- RECORDS
%%
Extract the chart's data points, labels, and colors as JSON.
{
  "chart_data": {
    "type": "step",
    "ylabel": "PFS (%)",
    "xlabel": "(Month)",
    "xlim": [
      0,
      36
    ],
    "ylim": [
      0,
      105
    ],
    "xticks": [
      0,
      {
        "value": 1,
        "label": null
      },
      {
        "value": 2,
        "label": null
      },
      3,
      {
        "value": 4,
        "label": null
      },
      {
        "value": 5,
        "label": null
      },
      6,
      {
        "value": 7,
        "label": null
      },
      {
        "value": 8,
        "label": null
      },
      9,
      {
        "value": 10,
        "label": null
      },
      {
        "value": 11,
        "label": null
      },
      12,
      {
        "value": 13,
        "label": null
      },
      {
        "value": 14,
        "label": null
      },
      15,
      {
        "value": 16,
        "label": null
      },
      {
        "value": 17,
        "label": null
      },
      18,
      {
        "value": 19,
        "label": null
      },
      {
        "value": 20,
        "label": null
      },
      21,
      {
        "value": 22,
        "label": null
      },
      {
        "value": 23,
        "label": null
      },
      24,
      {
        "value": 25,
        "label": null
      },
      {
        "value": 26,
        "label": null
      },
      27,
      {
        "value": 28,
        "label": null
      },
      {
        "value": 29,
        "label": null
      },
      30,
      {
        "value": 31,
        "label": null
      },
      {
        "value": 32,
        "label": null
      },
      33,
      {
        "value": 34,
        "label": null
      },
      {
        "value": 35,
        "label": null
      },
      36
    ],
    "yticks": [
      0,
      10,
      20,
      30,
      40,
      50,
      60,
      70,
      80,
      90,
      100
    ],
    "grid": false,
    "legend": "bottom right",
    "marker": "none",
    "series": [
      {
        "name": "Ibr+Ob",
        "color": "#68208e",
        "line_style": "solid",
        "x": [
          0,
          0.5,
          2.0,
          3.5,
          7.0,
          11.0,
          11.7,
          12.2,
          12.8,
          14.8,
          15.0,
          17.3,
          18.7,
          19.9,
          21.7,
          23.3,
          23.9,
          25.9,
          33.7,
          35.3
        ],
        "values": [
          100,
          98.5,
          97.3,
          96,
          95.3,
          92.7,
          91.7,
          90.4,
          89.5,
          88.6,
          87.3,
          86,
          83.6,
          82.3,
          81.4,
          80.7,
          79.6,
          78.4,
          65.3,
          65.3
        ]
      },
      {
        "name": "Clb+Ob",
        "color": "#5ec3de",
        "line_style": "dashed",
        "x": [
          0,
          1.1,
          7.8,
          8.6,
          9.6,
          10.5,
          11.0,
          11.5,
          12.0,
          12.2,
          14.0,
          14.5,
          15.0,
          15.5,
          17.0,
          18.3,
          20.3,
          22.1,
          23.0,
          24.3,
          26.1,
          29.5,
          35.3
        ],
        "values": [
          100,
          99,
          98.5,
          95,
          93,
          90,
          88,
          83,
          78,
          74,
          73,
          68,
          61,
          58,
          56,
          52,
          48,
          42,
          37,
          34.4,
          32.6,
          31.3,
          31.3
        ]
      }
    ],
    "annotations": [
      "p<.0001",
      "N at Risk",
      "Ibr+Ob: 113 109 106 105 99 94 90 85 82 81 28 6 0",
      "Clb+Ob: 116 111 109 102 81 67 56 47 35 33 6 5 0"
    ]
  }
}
%%
- DIRECTION
What do the records say? Quote them all exactly.

- SOLVED EXERCISE
Extract the chart's data points, labels, and colors as JSON.
{
  "chart_data": {
    "type": "step",
    "ylabel": "PFS (%)",
    "xlabel": "(Month)",
    "xlim": [
      0,
      36
    ],
    "ylim": [
      0,
      105
    ],
    "xticks": [
      0,
      {
        "value": 1,
        "label": null
      },
      {
        "value": 2,
        "label": null
      },
      3,
      {
        "value": 4,
        "label": null
      },
      {
        "value": 5,
        "label": null
      },
      6,
      {
        "value": 7,
        "label": null
      },
      {
        "value": 8,
        "label": null
      },
      9,
      {
        "value": 10,
        "label": null
      },
      {
        "value": 11,
        "label": null
      },
      12,
      {
        "value": 13,
        "label": null
      },
      {
        "value": 14,
        "label": null
      },
      15,
      {
        "value": 16,
        "label": null
      },
      {
        "value": 17,
        "label": null
      },
      18,
      {
        "value": 19,
        "label": null
      },
      {
        "value": 20,
        "label": null
      },
      21,
      {
        "value": 22,
        "label": null
      },
      {
        "value": 23,
        "label": null
      },
      24,
      {
        "value": 25,
        "label": null
      },
      {
        "value": 26,
        "label": null
      },
      27,
      {
        "value": 28,
        "label": null
      },
      {
        "value": 29,
        "label": null
      },
      30,
      {
        "value": 31,
        "label": null
      },
      {
        "value": 32,
        "label": null
      },
      33,
      {
        "value": 34,
        "label": null
      },
      {
        "value": 35,
        "label": null
      },
      36
    ],
    "yticks": [
      0,
      10,
      20,
      30,
      40,
      50,
      60,
      70,
      80,
      90,
      100
    ],
    "grid": false,
    "legend": "bottom right",
    "marker": "none",
    "series": [
      {
        "name": "Ibr+Ob",
        "color": "#68208e",
        "line_style": "solid",
        "x": [
          0,
          0.5,
          2.0,
          3.5,
          7.0,
          11.0,
          11.7,
          12.2,
          12.8,
          14.8,
          15.0,
          17.3,
          18.7,
          19.9,
          21.7,
          23.3,
          23.9,
          25.9,
          33.7,
          35.3
        ],
        "values": [
          100,
          98.5,
          97.3,
          96,
          95.3,
          92.7,
          91.7,
          90.4,
          89.5,
          88.6,
          87.3,
          86,
          83.6,
          82.3,
          81.4,
          80.7,
          79.6,
          78.4,
          65.3,
          65.3
        ]
      },
      {
        "name": "Clb+Ob",
        "color": "#5ec3de",
        "line_style": "dashed",
        "x": [
          0,
          1.1,
          7.8,
          8.6,
          9.6,
          10.5,
          11.0,
          11.5,
          12.0,
          12.2,
          14.0,
          14.5,
          15.0,
          15.5,
          17.0,
          18.3,
          20.3,
          22.1,
          23.0,
          24.3,
          26.1,
          29.5,
          35.3
        ],
        "values": [
          100,
          99,
          98.5,
          95,
          93,
          90,
          88,
          83,
          78,
          74,
          73,
          68,
          61,
          58,
          56,
          52,
          48,
          42,
          37,
          34.4,
          32.6,
          31.3,
          31.3
        ]
      }
    ],
    "annotations": [
      "p<.0001",
      "N at Risk",
      "Ibr+Ob: 113 109 106 105 99 94 90 85 82 81 28 6 0",
      "Clb+Ob: 116 111 109 102 81 67 56 47 35 33 6 5 0"
    ]
  }
}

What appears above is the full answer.